- _Task instructions_:
(1) Please rewrite the Louroux Abbey article starting with "Louroux Abbey had" and going on through "della Vittoria (1277-1550).", changing "daughter abbeys" to "dependent abbeys".
(2) According to the Louroux Abbey article, on what date was the abbey's church consecrated?

— start of Text extract —

Cistercian Abbey of Louroux
- Interactive map of Cistercian Abbey of Louroux

Monastery information
- Order: Cistercian
- Established: 1121
- Disestablished: 1791
- Mother house: Cîteaux Abbey
- Diocese: Angers

Site
- Location: Vernantes, France
- Coordinates: 47°25′17″N 0°01′33″E﻿ / ﻿47.421517°N 0.025858°E
- Public access: yes

= Louroux Abbey =

Cistercian abbey in Vernantes, France

Louroux Abbey (Abbaye de Louroux) was a Cistercian monastery located in Vernantes, Pays de la Loire, France.

== History ==
Louroux Abbey was founded in 1121 by the mother abbey of Cîteaux.
The church was consecrated on September 14, 1179 and the abbey was ruled by Cistercians until 1791.

Louroux Abbey had as daughter abbeys Pontrond (1134-1791), Bellebranche (1152-1686), Beaugerais (1172-1791), and Santa Maria della Vittoria (1277-1550).

— end of Text extract —
— start of Source excerpt —

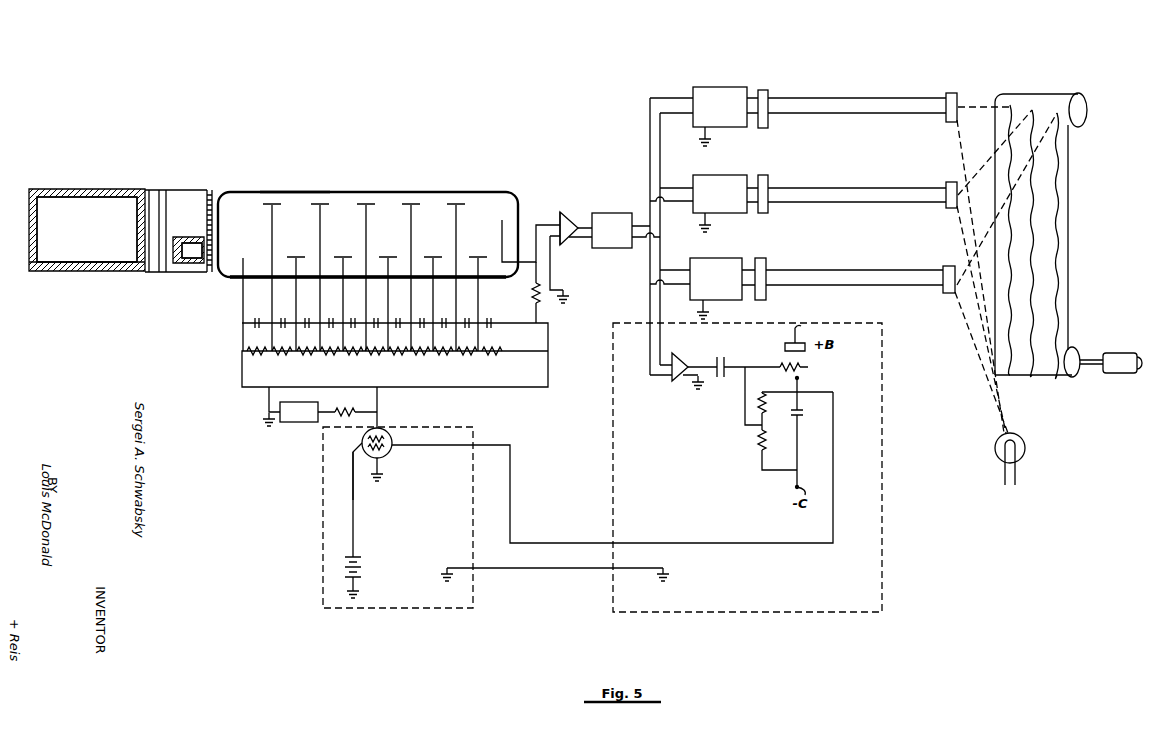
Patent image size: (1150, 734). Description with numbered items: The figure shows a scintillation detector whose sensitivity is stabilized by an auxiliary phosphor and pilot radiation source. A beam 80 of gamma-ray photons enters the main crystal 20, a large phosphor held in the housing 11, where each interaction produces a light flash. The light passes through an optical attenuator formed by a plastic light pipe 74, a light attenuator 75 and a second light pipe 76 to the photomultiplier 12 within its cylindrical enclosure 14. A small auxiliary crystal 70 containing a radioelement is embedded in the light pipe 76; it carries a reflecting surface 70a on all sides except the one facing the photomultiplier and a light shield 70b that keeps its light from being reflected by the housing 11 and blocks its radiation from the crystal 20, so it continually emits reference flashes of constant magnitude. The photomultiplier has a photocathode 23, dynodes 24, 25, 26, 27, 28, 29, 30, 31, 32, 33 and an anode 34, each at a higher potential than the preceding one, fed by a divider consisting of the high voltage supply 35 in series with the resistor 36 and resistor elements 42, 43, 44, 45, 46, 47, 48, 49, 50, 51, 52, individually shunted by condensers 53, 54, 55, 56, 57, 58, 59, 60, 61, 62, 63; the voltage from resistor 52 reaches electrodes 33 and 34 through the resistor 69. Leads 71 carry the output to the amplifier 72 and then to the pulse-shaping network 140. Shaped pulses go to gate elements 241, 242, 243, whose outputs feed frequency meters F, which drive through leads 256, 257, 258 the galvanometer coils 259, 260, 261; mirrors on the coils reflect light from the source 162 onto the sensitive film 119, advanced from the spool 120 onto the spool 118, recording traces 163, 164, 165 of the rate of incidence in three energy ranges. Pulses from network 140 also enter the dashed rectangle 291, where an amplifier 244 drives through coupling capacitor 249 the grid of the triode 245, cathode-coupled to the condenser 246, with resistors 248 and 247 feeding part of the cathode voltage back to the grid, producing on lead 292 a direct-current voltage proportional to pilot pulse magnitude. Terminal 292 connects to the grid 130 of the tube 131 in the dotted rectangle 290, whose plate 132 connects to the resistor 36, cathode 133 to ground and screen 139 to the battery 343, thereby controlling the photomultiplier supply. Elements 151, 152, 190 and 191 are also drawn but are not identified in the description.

— end of Source excerpt —

- _Solved tasks_:
(1)
Louroux Abbey had as dependent abbeys Pontrond (1134-1791), Bellebranche (1152-1686), Beaugerais (1172-1791), and Santa Maria della Vittoria (1277-1550).

(2) September 14, 1179